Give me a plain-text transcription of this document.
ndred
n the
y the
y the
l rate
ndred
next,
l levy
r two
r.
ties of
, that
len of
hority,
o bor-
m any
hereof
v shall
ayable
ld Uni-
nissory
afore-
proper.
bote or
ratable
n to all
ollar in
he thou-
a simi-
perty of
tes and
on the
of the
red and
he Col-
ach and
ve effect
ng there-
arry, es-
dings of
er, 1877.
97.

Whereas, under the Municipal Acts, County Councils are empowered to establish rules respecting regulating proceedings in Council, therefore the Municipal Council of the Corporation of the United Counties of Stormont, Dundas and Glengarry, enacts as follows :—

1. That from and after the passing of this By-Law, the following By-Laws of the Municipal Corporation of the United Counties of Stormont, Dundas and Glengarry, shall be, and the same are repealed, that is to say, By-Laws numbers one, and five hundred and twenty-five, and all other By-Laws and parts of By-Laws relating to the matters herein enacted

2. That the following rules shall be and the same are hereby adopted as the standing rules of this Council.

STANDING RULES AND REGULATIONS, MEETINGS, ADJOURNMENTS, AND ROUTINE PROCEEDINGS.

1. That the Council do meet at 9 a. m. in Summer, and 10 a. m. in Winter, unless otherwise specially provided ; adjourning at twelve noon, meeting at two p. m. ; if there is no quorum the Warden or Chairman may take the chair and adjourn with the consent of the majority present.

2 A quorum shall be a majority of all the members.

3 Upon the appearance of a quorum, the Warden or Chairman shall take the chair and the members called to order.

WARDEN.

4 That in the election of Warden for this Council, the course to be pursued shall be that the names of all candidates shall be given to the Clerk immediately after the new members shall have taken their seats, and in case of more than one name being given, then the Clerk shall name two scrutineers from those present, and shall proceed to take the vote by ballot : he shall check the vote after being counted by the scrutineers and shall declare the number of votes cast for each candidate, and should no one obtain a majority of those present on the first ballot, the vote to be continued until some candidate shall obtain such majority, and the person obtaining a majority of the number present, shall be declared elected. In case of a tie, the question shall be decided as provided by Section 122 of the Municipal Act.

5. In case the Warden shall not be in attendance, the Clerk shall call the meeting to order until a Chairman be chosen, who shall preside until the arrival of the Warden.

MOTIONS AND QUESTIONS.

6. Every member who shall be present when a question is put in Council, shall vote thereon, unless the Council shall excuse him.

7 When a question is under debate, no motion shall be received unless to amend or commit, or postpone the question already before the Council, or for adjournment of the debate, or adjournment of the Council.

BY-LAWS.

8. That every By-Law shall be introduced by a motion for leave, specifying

----------------------------------------

Goal
Point out every line holding the string "unless" and copy it.

Problem solution
1. That the Council do meet at 9 a. m. in Summer, and 10 a. m. in Winter, unless otherwise specially provided ; adjourning at twelve noon, meeting at two p. m. ; if there is no quorum the Warden or Chairman may take the chair and adjourn with the consent of the majority present.
6. Every member who shall be present when a question is put in Council, shall vote thereon, unless the Council shall excuse him.
7 When a question is under debate, no motion shall be received unless to amend or commit, or postpone the question already before the Council, or for adjournment of the debate, or adjournment of the Council.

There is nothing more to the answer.